[To do]: Whenever a line contains the string "Dennis", copy it out of the entries.

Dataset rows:
════════
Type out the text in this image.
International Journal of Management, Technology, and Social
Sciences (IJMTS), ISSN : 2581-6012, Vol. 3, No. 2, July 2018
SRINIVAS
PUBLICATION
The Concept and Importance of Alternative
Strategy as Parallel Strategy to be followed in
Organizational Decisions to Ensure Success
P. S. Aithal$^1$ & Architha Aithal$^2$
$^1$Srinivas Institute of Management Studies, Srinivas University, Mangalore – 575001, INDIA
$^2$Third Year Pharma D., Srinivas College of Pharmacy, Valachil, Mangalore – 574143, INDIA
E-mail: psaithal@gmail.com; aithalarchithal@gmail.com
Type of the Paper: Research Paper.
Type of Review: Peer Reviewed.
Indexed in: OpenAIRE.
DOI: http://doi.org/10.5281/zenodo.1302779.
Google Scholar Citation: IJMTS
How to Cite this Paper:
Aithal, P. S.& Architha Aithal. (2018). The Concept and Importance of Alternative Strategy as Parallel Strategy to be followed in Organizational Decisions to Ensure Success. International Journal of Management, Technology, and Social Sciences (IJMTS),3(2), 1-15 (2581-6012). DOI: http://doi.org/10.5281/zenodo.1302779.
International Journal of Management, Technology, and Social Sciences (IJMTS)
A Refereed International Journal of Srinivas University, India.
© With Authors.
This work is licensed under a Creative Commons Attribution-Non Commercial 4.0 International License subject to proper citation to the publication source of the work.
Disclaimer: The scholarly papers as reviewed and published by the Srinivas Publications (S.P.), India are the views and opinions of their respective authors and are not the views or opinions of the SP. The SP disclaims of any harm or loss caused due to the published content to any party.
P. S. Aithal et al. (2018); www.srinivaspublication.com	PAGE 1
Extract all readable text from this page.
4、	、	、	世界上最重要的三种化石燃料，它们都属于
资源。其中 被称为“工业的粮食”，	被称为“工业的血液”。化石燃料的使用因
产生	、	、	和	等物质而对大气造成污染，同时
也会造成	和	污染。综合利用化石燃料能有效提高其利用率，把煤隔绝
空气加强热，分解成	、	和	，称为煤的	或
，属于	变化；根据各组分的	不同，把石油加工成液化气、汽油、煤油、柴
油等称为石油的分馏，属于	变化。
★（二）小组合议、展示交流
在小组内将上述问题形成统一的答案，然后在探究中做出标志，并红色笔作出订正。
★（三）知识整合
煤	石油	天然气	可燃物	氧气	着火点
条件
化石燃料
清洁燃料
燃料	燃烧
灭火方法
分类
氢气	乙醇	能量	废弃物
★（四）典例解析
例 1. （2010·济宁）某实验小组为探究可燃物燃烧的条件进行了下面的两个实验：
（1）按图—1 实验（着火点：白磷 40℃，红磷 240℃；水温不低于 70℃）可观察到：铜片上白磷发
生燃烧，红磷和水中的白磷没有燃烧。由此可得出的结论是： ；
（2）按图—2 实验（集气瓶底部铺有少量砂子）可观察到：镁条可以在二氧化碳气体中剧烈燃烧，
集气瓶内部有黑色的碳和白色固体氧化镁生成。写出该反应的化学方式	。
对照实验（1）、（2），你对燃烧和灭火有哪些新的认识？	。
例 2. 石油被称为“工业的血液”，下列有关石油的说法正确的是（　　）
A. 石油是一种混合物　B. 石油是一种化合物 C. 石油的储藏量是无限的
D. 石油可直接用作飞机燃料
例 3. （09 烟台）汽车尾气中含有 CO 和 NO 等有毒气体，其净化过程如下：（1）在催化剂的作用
════════
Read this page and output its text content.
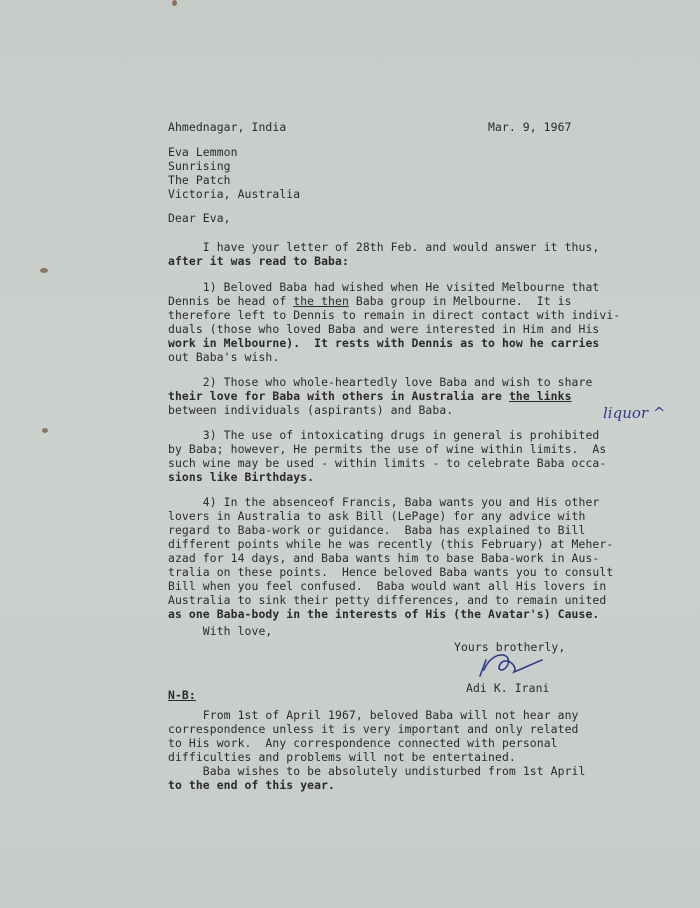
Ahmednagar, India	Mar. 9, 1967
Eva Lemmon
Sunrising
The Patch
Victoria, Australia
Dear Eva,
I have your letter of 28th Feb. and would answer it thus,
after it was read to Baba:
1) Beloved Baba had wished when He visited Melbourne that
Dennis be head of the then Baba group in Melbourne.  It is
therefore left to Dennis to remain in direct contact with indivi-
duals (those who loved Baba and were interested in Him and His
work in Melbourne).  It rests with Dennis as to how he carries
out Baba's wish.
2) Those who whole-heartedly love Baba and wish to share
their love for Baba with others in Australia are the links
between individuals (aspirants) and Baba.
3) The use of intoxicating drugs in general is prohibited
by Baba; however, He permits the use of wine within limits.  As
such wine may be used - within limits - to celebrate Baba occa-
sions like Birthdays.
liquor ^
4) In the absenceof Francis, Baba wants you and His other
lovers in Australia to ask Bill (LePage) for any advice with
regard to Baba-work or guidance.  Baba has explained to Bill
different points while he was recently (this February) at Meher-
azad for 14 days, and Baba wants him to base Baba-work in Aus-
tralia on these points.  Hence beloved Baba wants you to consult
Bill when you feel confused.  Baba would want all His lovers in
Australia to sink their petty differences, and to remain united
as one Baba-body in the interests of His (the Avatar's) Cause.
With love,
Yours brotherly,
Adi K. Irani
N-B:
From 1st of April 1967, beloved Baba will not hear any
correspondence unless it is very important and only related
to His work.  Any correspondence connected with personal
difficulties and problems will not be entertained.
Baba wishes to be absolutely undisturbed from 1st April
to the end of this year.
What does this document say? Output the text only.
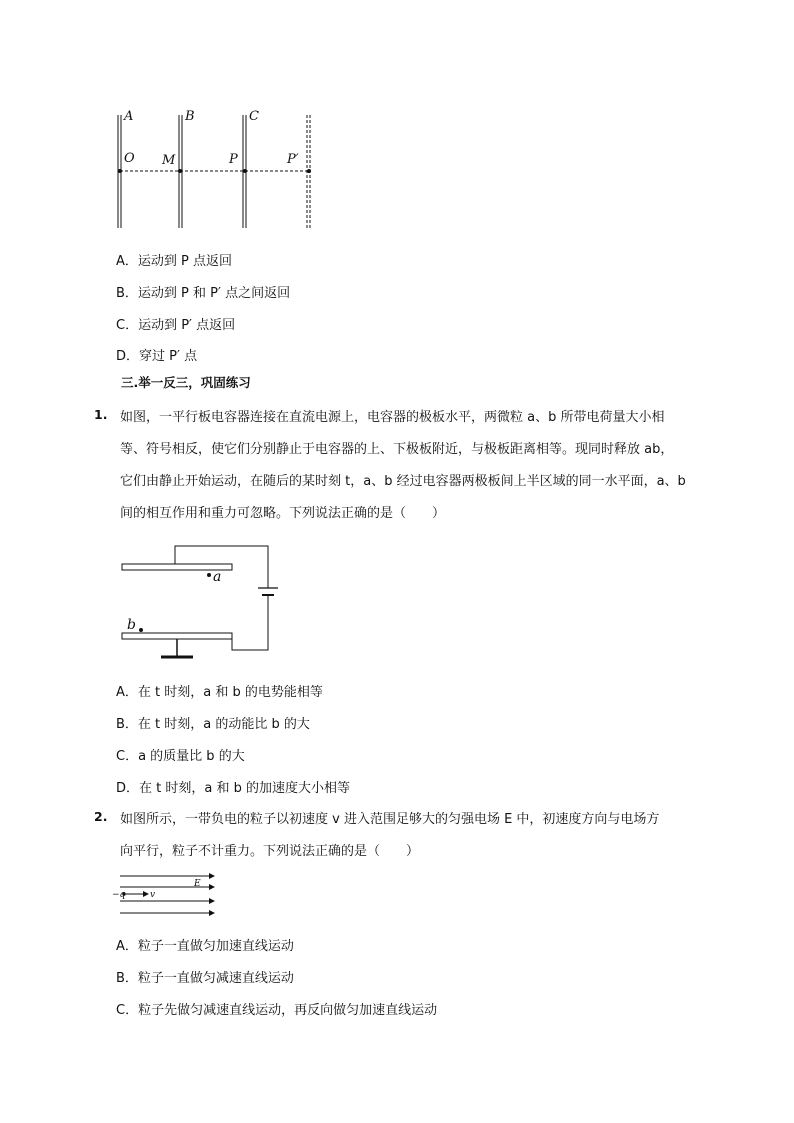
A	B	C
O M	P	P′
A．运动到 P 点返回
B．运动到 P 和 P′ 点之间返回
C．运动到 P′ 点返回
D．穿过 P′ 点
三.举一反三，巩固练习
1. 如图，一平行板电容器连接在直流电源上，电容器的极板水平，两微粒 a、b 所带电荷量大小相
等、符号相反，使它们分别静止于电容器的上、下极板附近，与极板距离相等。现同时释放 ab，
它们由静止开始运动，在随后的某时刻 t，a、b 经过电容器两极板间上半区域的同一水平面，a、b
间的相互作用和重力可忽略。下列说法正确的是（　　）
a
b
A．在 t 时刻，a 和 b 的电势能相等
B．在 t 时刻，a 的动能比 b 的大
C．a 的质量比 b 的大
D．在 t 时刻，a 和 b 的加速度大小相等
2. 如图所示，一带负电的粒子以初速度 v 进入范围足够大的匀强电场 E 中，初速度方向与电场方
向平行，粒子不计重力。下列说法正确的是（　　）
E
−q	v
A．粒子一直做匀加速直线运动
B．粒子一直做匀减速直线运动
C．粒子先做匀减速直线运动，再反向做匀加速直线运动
════════
[Result of this exercise]:
Dennis be head of the then Baba group in Melbourne.  It is
therefore left to Dennis to remain in direct contact with indivi-
work in Melbourne).  It rests with Dennis as to how he carries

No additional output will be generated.